-- Task instructions --
Read through the records below and copy each line that uses the word "document".
-- START Records for the task --
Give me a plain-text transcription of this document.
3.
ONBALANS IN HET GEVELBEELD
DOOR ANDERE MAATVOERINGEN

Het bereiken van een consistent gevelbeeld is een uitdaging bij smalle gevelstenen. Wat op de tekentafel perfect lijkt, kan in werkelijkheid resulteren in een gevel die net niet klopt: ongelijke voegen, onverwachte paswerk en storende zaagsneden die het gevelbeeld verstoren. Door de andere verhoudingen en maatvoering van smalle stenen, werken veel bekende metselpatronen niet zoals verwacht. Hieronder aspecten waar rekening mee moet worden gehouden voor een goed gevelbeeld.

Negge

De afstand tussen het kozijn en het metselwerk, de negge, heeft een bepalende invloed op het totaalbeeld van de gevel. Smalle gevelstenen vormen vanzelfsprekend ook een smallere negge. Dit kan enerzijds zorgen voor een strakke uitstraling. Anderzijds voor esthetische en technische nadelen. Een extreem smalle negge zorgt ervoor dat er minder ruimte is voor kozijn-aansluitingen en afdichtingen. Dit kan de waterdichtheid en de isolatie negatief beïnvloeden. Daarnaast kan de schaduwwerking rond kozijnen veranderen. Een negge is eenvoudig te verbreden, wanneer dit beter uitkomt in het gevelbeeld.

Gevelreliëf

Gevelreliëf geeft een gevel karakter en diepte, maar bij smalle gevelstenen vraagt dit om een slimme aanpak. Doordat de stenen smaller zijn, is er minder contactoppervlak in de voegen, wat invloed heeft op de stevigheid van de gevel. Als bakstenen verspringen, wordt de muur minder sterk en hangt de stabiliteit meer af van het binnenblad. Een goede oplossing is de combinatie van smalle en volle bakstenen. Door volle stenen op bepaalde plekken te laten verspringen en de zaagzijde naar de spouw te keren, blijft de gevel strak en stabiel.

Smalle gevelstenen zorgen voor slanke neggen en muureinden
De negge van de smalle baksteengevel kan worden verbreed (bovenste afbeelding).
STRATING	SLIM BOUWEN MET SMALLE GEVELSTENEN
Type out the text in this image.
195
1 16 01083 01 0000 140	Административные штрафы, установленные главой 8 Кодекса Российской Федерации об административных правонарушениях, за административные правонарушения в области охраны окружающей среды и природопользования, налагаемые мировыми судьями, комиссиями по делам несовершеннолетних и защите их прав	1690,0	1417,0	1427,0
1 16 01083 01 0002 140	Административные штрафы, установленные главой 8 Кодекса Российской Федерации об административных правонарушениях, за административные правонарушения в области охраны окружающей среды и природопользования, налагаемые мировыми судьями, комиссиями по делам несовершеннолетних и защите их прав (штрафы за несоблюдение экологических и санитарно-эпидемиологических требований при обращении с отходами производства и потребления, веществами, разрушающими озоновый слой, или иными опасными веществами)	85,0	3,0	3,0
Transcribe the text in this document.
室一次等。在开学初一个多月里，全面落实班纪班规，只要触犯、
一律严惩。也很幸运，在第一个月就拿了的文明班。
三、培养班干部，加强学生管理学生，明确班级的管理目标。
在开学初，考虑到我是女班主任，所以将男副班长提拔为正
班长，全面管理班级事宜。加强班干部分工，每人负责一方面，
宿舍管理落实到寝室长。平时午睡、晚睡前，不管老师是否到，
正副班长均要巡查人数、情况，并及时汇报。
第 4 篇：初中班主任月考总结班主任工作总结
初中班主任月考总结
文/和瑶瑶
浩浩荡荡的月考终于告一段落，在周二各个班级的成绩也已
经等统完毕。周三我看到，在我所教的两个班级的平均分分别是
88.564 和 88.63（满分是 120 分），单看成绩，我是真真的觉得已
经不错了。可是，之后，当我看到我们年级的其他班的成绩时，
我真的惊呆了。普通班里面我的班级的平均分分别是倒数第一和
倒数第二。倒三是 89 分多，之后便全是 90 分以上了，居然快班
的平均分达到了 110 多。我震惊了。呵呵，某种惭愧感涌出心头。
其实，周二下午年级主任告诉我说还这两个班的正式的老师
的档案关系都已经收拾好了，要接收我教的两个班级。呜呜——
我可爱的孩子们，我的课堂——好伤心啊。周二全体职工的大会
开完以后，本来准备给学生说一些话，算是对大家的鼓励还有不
-- END Records for the task --
-- Solved problem --
Give me a plain-text transcription of this document.
Transcribe the text in this document.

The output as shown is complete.